§ **小問 A**
文書によれば、本発明はどのようなシールを提供することを目的としているか。

説明

シール

【課題】小物を収容するのに適したシールを提供する。
【解決手段】粘着剤が設けられた貼付面を貼付対象面30に接着することで貼り付けられるシール10であって、当該シール10が貼付対象面30に貼り付けられた状態で、貼付面と貼付対象面30との間に小物を収容する空間を生じさせるための凹部11が貼付面に形成されており、粘着剤は、少なくとも凹部11を囲む全周において貼付面が貼付対象面30に貼り付けられるように形成されている。

【発明の詳細な説明】
【技術分野】
【0001】
本発明は、粘着剤が設けられた貼付面を貼付対象面に接着することで貼り付けられるシールに関する。
【背景技術】
【0002】
従来、この種のシールは、各種情報を表示するラベルとして機能するものや、蓋が開かないように封をするためのものなど、種々の用途で用いられている(例えば特許文献1参照)。
【先行技術文献】
【特許文献】
【0003】
【特許文献1】特開2004−20709号公報
【発明の概要】
【発明が解決しようとする課題】
【0004】
しかしながら、シールの用途として、小物を収容することについては十分検討されていなかった。
本発明は、こうした問題にかんがみてなされたものであり、小物を収容するのに適したシールを提供することを目的としている。

§ **小問 B**
記録のうち、「62, 1056, 778]」を含む行から書き写し始め、「394, 468, 409]」を含む行まで書き写したら終えよ。

[要素と領域の一覧]
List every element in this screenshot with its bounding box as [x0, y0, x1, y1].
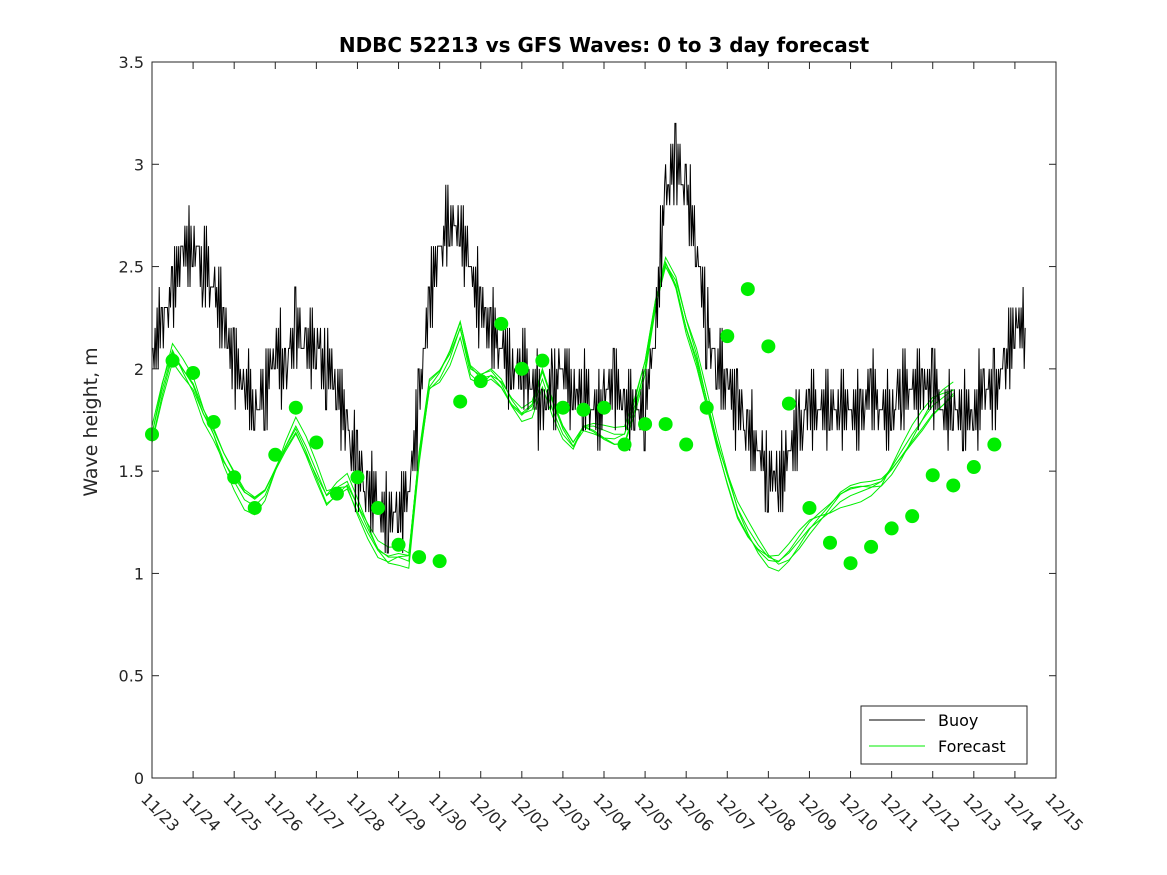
plot-area	[152, 62, 1056, 778]
chart-title: NDBC 52213 vs GFS Waves: 0 to 3 day fore…	[339, 33, 870, 57]
forecast-marker	[946, 478, 961, 493]
y-tick-label: 1	[134, 564, 144, 583]
forecast-marker	[740, 282, 755, 297]
forecast-series-line-2	[151, 262, 954, 572]
y-axis-label: Wave height, m	[80, 347, 102, 496]
forecast-marker	[699, 400, 714, 415]
forecast-marker	[720, 329, 735, 344]
y-tick-label: 1.5	[119, 462, 144, 481]
y-tick-label: 2.5	[119, 258, 144, 277]
forecast-marker	[638, 417, 653, 432]
legend-buoy-label: Buoy	[938, 711, 978, 730]
forecast-marker	[761, 339, 776, 354]
forecast-marker	[329, 486, 344, 501]
forecast-series-line-3	[151, 261, 954, 569]
forecast-marker	[371, 500, 385, 515]
forecast-marker	[412, 550, 427, 565]
forecast-marker	[494, 316, 509, 331]
forecast-marker	[597, 400, 611, 415]
y-tick-label: 3	[134, 155, 144, 174]
forecast-marker	[617, 437, 632, 452]
forecast-marker	[247, 500, 262, 515]
forecast-marker	[514, 361, 529, 376]
legend-box	[860, 705, 1028, 765]
forecast-marker	[309, 435, 324, 450]
forecast-marker	[350, 470, 365, 485]
forecast-marker	[165, 353, 180, 368]
forecast-marker	[288, 400, 303, 415]
forecast-marker	[864, 539, 879, 554]
y-tick-label: 0	[134, 769, 144, 788]
forecast-marker	[555, 400, 570, 415]
forecast-series-line-4	[151, 260, 954, 563]
forecast-marker	[227, 470, 242, 485]
y-tick-label: 2	[134, 360, 144, 379]
forecast-marker	[679, 437, 694, 452]
legend-forecast-label: Forecast	[938, 737, 1006, 756]
forecast-marker	[966, 460, 981, 475]
y-tick-label: 0.5	[119, 667, 144, 686]
forecast-marker	[391, 537, 406, 552]
forecast-marker	[453, 394, 468, 409]
series-layer	[145, 122, 1026, 572]
y-axis: 0 0.5 1 1.5 2 2.5 3 3.5	[119, 53, 1056, 788]
y-tick-label: 3.5	[119, 53, 144, 72]
forecast-marker	[268, 447, 283, 462]
forecast-marker	[473, 374, 488, 389]
forecast-marker	[905, 509, 920, 524]
legend: Buoy Forecast	[860, 705, 1028, 765]
forecast-marker	[658, 417, 673, 432]
forecast-marker	[535, 353, 550, 368]
forecast-marker	[884, 521, 899, 536]
forecast-marker	[186, 365, 201, 380]
forecast-marker	[576, 402, 591, 417]
forecast-marker	[823, 535, 837, 550]
buoy-series-line	[152, 122, 1026, 554]
forecast-marker	[802, 500, 817, 515]
forecast-marker	[843, 556, 858, 571]
forecast-marker	[432, 554, 447, 569]
forecast-marker	[925, 468, 940, 483]
forecast-marker	[987, 437, 1002, 452]
forecast-marker	[206, 415, 221, 430]
forecast-marker	[781, 396, 796, 411]
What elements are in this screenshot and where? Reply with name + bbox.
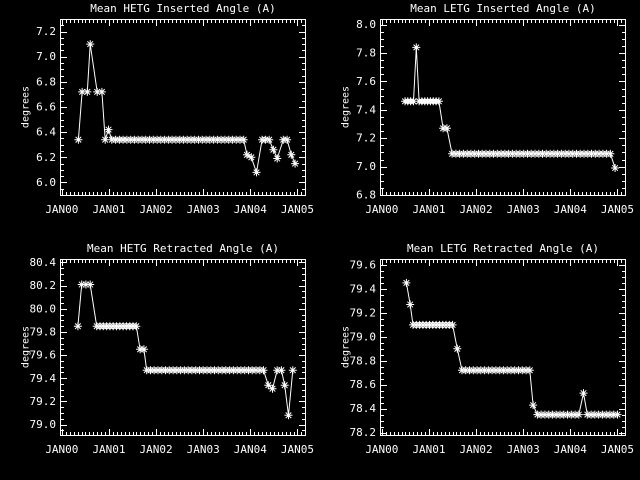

§ **正解 A**
小物を収容するのに適したシールを提供することを目的としている。

§ **正解 B**
plot-area	[152, 62, 1056, 778]
chart-title: NDBC 52213 vs GFS Waves: 0 to 3 day fore…	[339, 33, 870, 57]
forecast-marker	[946, 478, 961, 493]
y-tick-label: 1	[134, 564, 144, 583]
forecast-marker	[740, 282, 755, 297]
forecast-series-line-2	[151, 262, 954, 572]
y-axis-label: Wave height, m	[80, 347, 102, 496]
forecast-marker	[699, 400, 714, 415]
forecast-marker	[720, 329, 735, 344]
y-tick-label: 1.5	[119, 462, 144, 481]
y-tick-label: 2.5	[119, 258, 144, 277]
forecast-marker	[638, 417, 653, 432]
legend-buoy-label: Buoy	[938, 711, 978, 730]
forecast-marker	[761, 339, 776, 354]
forecast-marker	[329, 486, 344, 501]
forecast-series-line-3	[151, 261, 954, 569]
forecast-marker	[371, 500, 385, 515]
forecast-marker	[412, 550, 427, 565]
forecast-marker	[494, 316, 509, 331]
forecast-marker	[597, 400, 611, 415]
y-tick-label: 3	[134, 155, 144, 174]
forecast-marker	[617, 437, 632, 452]
forecast-marker	[247, 500, 262, 515]
forecast-marker	[514, 361, 529, 376]
legend-box	[860, 705, 1028, 765]
forecast-marker	[309, 435, 324, 450]
forecast-marker	[350, 470, 365, 485]
forecast-marker	[165, 353, 180, 368]
forecast-marker	[288, 400, 303, 415]
forecast-marker	[864, 539, 879, 554]
y-tick-label: 0	[134, 769, 144, 788]
forecast-marker	[555, 400, 570, 415]
forecast-series-line-4	[151, 260, 954, 563]
forecast-marker	[227, 470, 242, 485]
y-tick-label: 2	[134, 360, 144, 379]
forecast-marker	[679, 437, 694, 452]
legend-forecast-label: Forecast	[938, 737, 1006, 756]
forecast-marker	[966, 460, 981, 475]
y-tick-label: 0.5	[119, 667, 144, 686]
forecast-marker	[391, 537, 406, 552]
forecast-marker	[453, 394, 468, 409]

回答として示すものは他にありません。